EXERCISE REQUIREMENTS:
Below are the records. List every line holding the word "advanced".

⁂

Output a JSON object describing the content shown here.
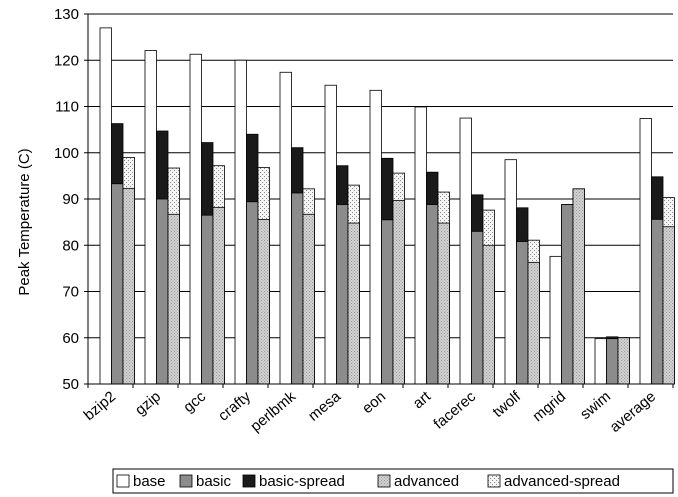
{
  "chart_data": {
    "type": "bar",
    "ylabel": "Peak Temperature (C)",
    "ylim": [
      50,
      130
    ],
    "yticks": [
      50,
      60,
      70,
      80,
      90,
      100,
      110,
      120,
      130
    ],
    "grid": true,
    "legend_position": "bottom",
    "categories": [
      "bzip2",
      "gzip",
      "gcc",
      "crafty",
      "perlbmk",
      "mesa",
      "eon",
      "art",
      "facerec",
      "twolf",
      "mgrid",
      "swim",
      "average"
    ],
    "series": [
      {
        "name": "base",
        "values": [
          127.0,
          122.1,
          121.3,
          120.0,
          117.4,
          114.6,
          113.5,
          109.9,
          107.5,
          98.5,
          77.6,
          59.8,
          107.4
        ]
      },
      {
        "name": "basic",
        "values": [
          93.3,
          90.0,
          86.5,
          89.4,
          91.3,
          88.8,
          85.5,
          88.8,
          83.0,
          80.8,
          88.8,
          59.8,
          85.6
        ]
      },
      {
        "name": "basic-spread",
        "values": [
          106.3,
          104.7,
          102.2,
          104.0,
          101.1,
          97.2,
          98.8,
          95.8,
          90.9,
          88.1,
          88.8,
          60.2,
          94.8
        ]
      },
      {
        "name": "advanced",
        "values": [
          92.3,
          86.7,
          88.2,
          85.6,
          86.7,
          84.8,
          89.7,
          84.8,
          80.0,
          76.3,
          92.2,
          60.0,
          84.0
        ]
      },
      {
        "name": "advanced-spread",
        "values": [
          99.0,
          96.7,
          97.2,
          96.8,
          92.2,
          93.0,
          95.6,
          91.5,
          87.6,
          81.1,
          92.2,
          60.0,
          90.3
        ]
      }
    ],
    "colors": {
      "base": "#ffffff",
      "basic": "#8c8c8c",
      "basic-spread": "#1a1a1a",
      "advanced": "#c8c8c8",
      "advanced-spread": "#e6e6e6"
    }
  }
}
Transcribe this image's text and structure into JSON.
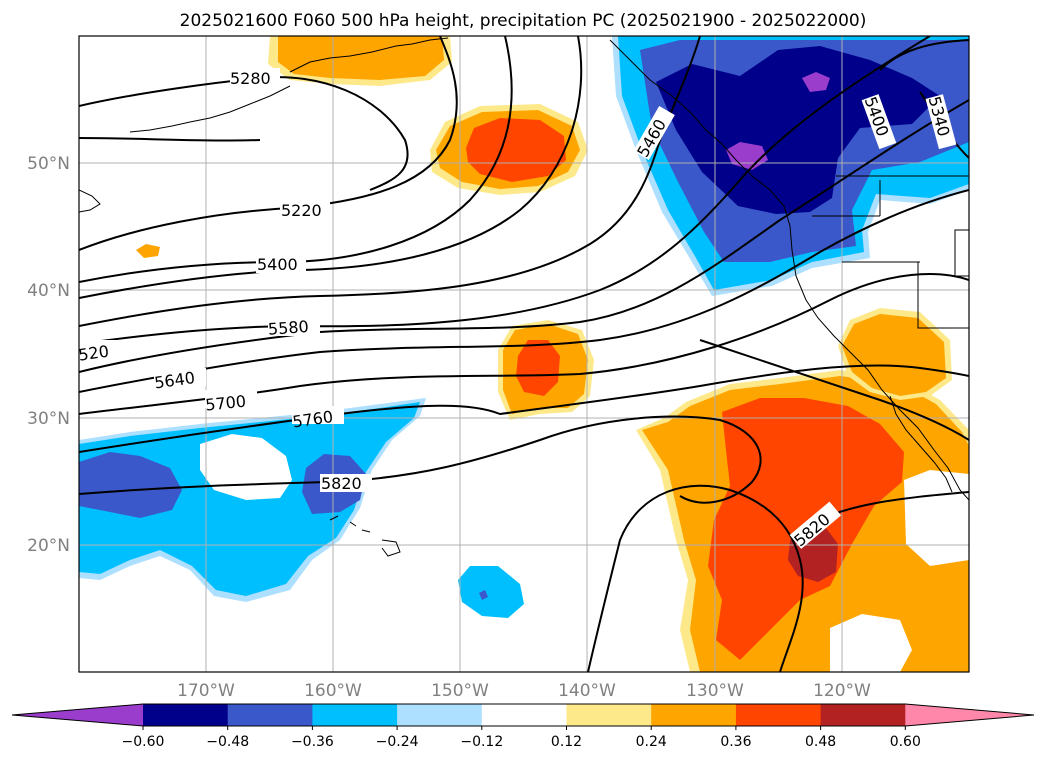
{
  "map": {
    "title": "2025021600 F060 500 hPa height, precipitation PC (2025021900 - 2025022000)",
    "extent": {
      "lon": [
        -180,
        -110
      ],
      "lat": [
        10,
        60
      ]
    },
    "lat_labels": [
      "50°N",
      "40°N",
      "30°N",
      "20°N"
    ],
    "lon_labels": [
      "170°W",
      "160°W",
      "150°W",
      "140°W",
      "130°W",
      "120°W"
    ],
    "lat_values": [
      50,
      40,
      30,
      20
    ],
    "lon_values": [
      -170,
      -160,
      -150,
      -140,
      -130,
      -120
    ],
    "contour_labels": [
      "5280",
      "5220",
      "5400",
      "5580",
      "520",
      "5640",
      "5700",
      "5760",
      "5820",
      "5460",
      "5400",
      "5340",
      "5820"
    ]
  },
  "colorbar": {
    "tick_labels": [
      "−0.60",
      "−0.48",
      "−0.36",
      "−0.24",
      "−0.12",
      "0.12",
      "0.24",
      "0.36",
      "0.48",
      "0.60"
    ],
    "colors": [
      "#9b3dcc",
      "#00008b",
      "#3a58c9",
      "#00bfff",
      "#addfff",
      "#ffffff",
      "#fde98a",
      "#ffa500",
      "#ff4500",
      "#b22222",
      "#ff88aa"
    ]
  }
}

⁂

WORKED SOLUTION:
        "name": "advanced",
        "name": "advanced-spread",
      "advanced": "#c8c8c8",
      "advanced-spread": "#e6e6e6"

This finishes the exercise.